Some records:
╔══

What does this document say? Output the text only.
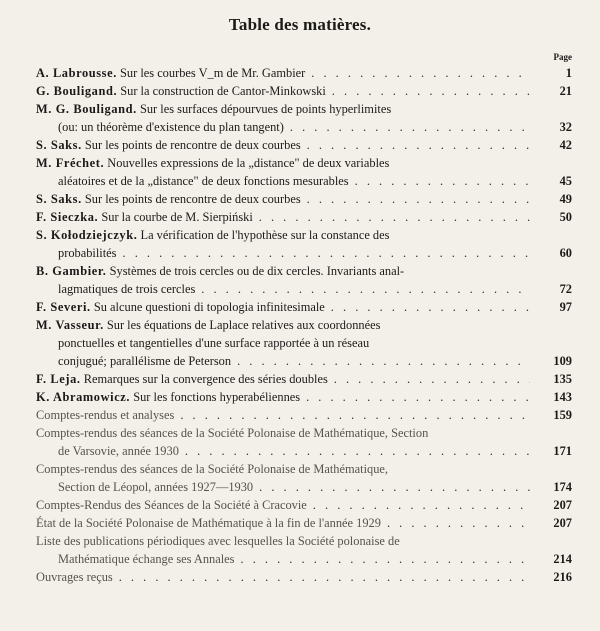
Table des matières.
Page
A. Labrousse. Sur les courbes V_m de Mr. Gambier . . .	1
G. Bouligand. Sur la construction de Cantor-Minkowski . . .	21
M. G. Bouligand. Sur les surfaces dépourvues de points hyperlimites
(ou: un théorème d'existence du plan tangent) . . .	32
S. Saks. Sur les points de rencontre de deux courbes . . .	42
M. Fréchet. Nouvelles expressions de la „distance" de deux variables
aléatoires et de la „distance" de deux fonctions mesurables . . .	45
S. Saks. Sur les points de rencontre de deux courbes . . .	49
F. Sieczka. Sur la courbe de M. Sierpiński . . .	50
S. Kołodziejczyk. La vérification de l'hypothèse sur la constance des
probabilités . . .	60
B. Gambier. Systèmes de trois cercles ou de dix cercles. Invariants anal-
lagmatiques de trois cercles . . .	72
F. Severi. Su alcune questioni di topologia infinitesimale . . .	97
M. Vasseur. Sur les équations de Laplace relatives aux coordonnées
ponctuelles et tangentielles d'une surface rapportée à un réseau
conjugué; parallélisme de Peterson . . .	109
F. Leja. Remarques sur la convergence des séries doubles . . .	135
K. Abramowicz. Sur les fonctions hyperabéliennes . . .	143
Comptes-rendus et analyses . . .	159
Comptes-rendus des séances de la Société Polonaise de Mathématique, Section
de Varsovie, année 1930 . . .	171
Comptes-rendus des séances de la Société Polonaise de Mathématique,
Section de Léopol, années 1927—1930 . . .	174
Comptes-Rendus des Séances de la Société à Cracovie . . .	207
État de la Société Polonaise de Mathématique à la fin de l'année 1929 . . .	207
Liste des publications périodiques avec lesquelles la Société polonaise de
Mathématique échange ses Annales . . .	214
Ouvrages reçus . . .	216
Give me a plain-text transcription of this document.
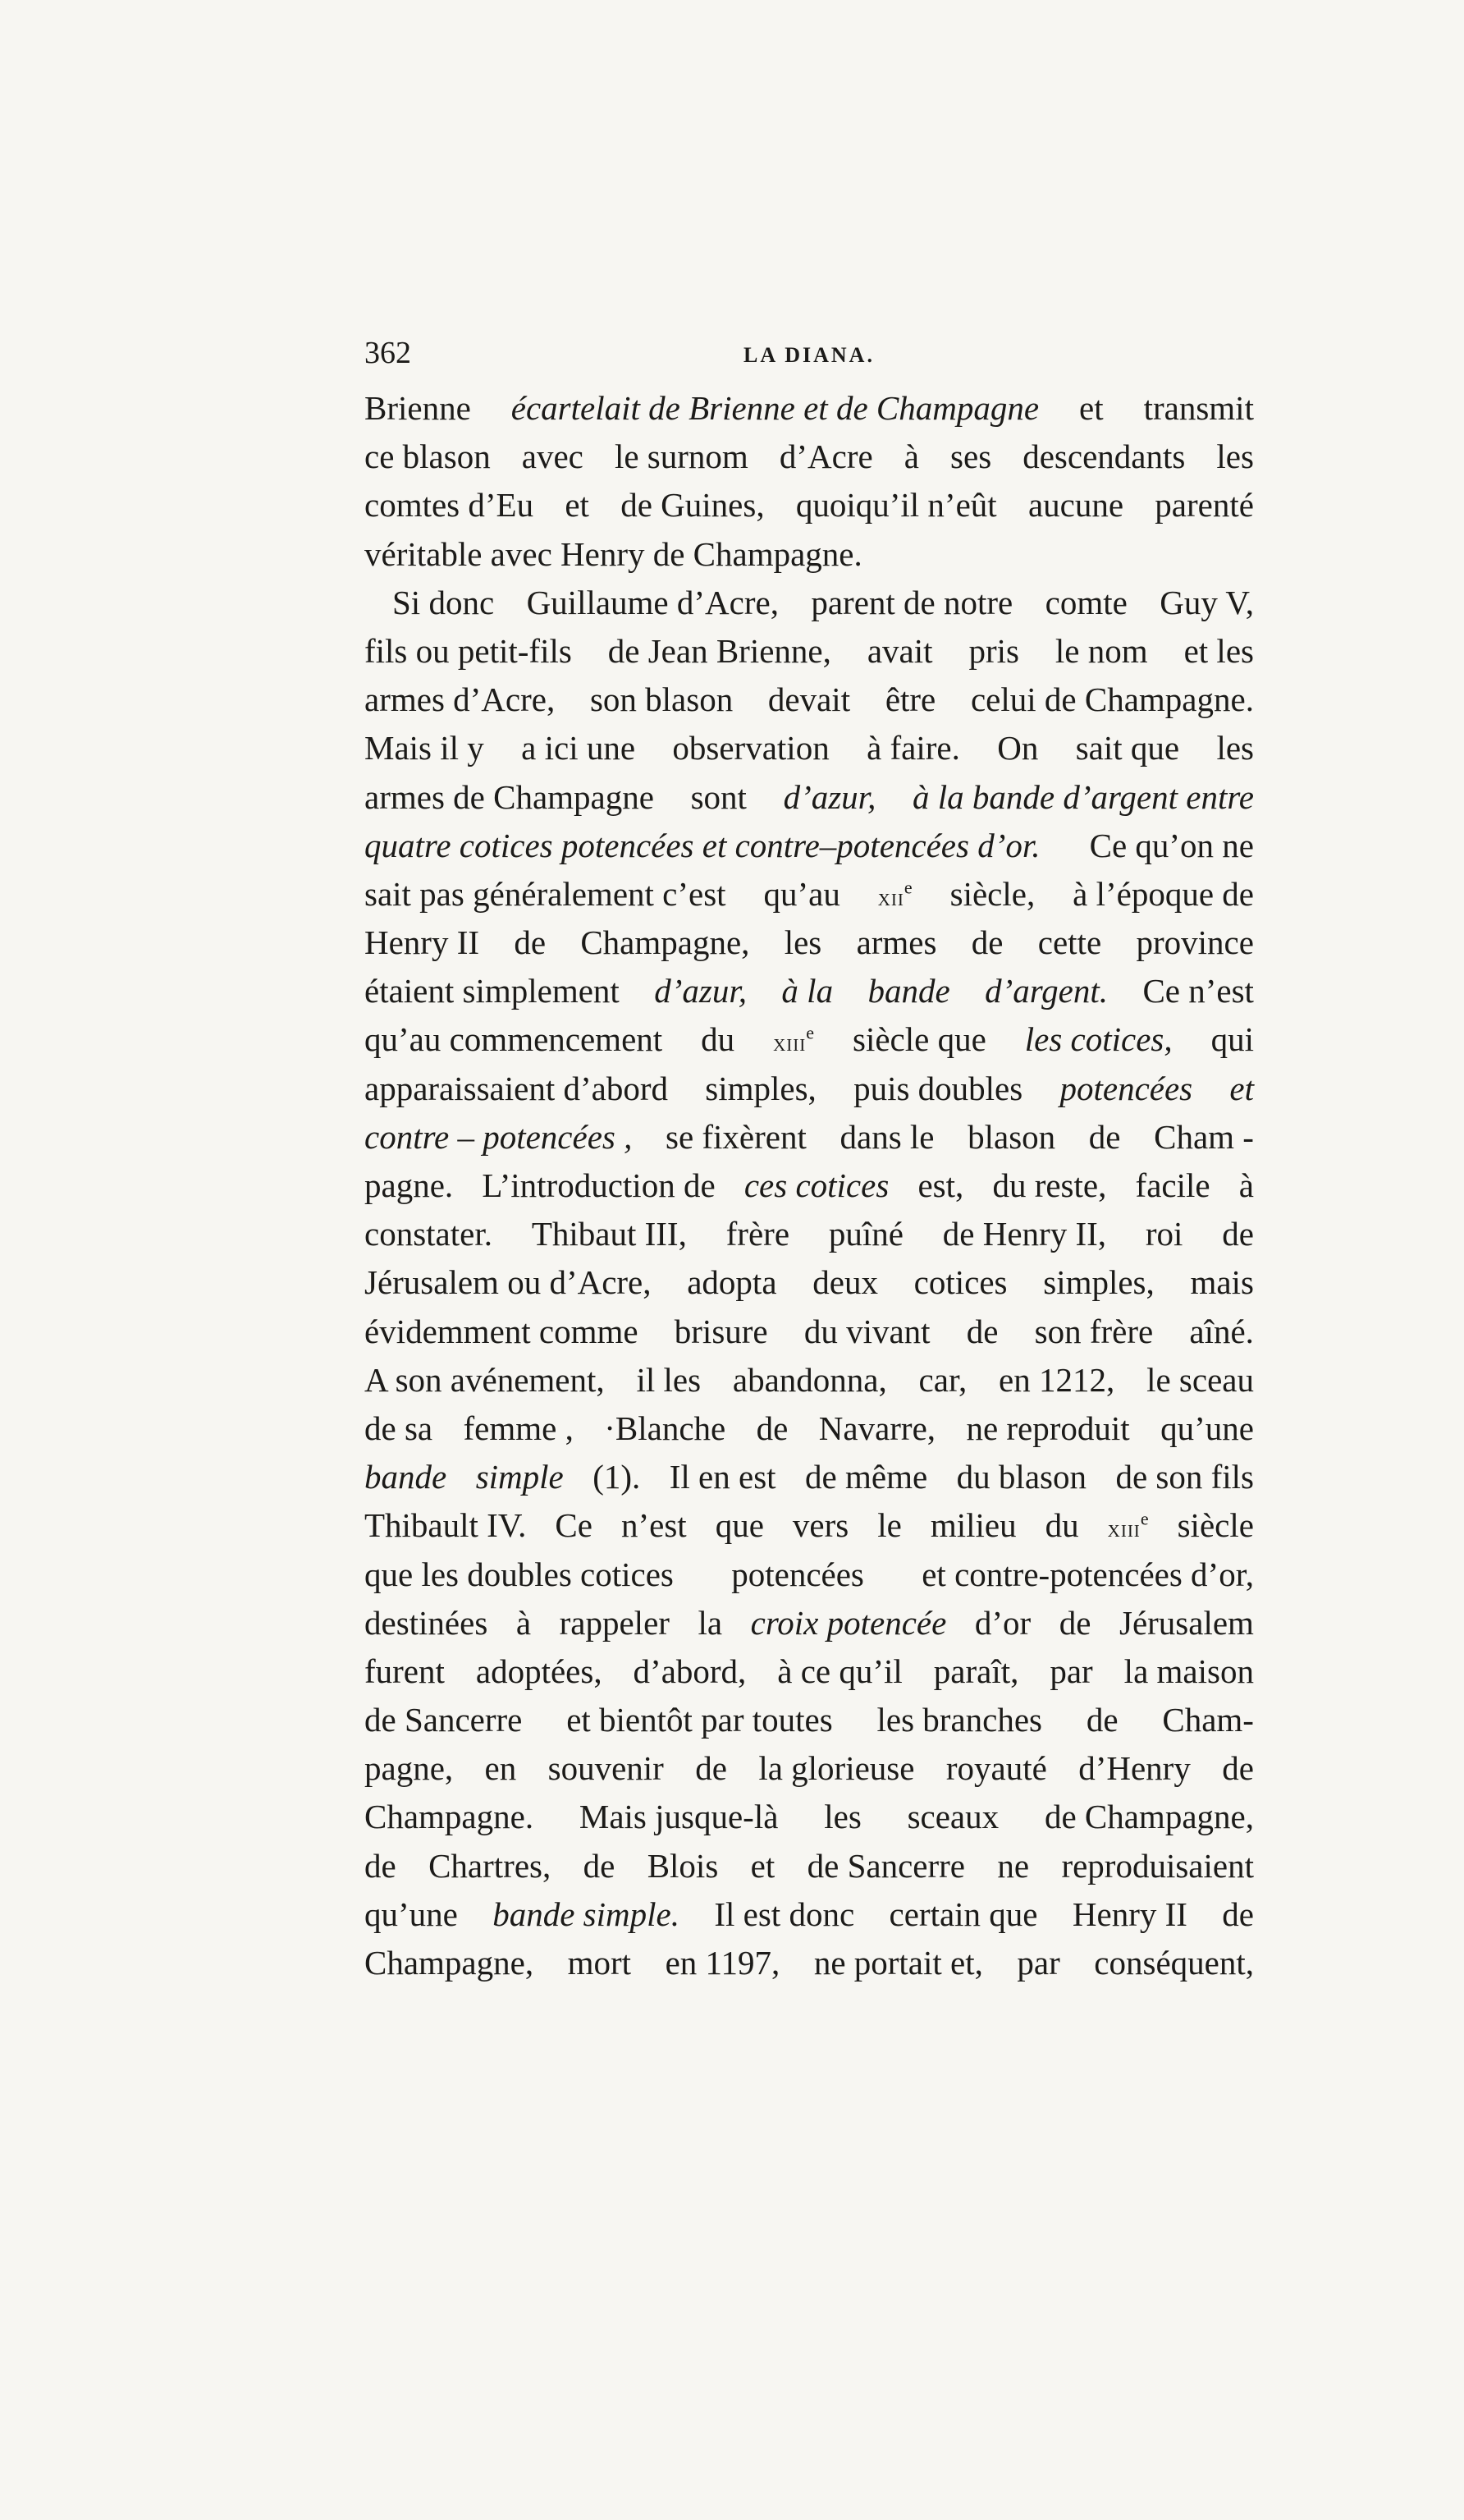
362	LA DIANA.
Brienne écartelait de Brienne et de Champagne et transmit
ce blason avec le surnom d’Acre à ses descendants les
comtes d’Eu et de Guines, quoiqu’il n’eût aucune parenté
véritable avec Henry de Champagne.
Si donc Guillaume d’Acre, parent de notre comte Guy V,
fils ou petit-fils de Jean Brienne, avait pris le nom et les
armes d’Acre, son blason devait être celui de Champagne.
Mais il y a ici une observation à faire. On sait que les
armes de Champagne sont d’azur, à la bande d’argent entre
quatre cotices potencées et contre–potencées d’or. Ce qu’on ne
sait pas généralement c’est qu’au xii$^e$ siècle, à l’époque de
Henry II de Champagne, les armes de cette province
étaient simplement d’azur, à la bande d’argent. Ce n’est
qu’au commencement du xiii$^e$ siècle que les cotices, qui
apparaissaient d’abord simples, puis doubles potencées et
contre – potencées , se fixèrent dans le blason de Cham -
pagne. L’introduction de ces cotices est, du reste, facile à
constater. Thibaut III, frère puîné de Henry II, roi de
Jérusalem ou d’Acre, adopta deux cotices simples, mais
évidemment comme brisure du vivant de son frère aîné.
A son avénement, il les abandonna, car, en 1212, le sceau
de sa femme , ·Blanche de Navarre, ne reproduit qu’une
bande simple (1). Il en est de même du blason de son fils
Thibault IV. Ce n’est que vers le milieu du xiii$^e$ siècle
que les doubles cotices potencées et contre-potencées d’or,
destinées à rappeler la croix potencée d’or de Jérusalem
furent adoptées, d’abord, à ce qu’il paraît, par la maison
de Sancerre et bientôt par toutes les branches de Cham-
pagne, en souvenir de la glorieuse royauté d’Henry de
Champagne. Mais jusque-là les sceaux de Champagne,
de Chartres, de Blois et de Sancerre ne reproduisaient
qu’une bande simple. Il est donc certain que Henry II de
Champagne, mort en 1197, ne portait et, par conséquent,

╚══
╔══

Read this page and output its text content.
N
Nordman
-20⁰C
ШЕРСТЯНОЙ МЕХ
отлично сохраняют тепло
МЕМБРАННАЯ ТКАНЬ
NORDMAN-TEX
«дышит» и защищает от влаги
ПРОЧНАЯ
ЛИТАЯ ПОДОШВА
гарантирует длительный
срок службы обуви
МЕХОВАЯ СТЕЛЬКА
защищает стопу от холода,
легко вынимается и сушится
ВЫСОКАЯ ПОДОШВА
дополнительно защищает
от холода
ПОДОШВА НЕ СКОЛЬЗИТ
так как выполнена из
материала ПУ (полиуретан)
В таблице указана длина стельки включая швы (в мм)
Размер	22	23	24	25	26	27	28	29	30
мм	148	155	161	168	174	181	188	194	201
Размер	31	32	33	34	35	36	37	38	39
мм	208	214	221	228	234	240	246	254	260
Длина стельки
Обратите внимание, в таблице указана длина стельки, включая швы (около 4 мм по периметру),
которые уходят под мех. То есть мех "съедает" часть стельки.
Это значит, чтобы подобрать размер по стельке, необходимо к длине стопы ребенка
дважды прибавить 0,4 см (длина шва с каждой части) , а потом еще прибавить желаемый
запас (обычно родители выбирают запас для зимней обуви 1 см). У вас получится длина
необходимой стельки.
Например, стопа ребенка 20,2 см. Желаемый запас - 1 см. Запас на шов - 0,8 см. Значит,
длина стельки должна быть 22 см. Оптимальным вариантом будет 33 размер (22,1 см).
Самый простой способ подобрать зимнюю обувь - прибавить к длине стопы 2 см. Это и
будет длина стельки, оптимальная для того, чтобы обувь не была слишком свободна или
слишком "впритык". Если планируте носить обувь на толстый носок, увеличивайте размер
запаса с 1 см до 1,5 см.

╚══

Exercise goal: Select every line of the material above holding the word "обувь" and copy it.

Solved problem:
Самый простой способ подобрать зимнюю обувь - прибавить к длине стопы 2 см. Это и
будет длина стельки, оптимальная для того, чтобы обувь не была слишком свободна или
слишком "впритык". Если планируте носить обувь на толстый носок, увеличивайте размер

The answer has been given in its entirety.